__WORK TO BE COMPLETED__:
Copy out the lines that have "Alive" in them.

Dataset records

::::

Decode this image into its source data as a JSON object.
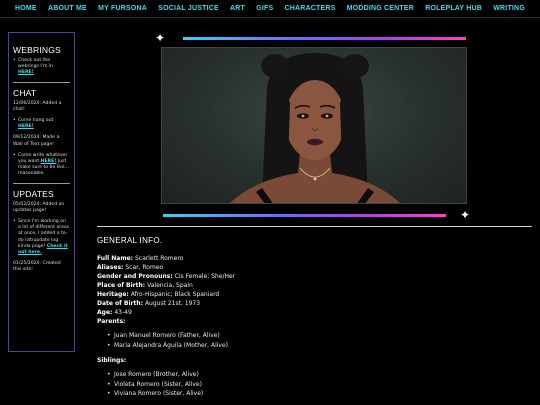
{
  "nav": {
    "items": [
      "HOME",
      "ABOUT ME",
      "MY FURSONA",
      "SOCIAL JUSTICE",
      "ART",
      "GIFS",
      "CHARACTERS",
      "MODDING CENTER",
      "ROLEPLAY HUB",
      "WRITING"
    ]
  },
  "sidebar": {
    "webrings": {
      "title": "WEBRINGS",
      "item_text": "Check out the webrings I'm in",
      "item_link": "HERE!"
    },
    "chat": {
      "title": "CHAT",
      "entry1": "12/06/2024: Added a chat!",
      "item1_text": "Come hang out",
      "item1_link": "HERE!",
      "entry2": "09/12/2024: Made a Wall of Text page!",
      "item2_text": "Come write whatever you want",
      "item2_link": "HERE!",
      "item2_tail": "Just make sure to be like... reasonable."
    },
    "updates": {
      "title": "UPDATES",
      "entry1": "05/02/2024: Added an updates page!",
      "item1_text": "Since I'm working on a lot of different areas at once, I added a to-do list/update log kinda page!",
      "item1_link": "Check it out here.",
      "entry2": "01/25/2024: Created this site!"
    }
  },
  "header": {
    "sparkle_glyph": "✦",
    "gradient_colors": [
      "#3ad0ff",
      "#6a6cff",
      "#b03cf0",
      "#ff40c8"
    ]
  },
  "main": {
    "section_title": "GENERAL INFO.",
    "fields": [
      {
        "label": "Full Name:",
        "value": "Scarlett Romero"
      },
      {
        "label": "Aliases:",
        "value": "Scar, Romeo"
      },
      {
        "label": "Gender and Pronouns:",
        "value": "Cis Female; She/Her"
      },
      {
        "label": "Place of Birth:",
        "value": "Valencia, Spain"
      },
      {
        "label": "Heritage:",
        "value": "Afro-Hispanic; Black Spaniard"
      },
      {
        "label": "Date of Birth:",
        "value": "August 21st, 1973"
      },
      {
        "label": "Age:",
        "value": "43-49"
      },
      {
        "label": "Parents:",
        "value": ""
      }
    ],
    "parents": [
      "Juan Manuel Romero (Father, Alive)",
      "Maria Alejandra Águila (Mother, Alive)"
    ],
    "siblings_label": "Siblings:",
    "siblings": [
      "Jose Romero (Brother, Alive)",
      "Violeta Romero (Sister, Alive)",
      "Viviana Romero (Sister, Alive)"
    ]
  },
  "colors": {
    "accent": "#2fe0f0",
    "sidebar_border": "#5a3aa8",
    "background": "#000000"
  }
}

::::

__CORRECT RESULT__:
      "Juan Manuel Romero (Father, Alive)",
      "Maria Alejandra Águila (Mother, Alive)"
      "Jose Romero (Brother, Alive)",
      "Violeta Romero (Sister, Alive)",
      "Viviana Romero (Sister, Alive)"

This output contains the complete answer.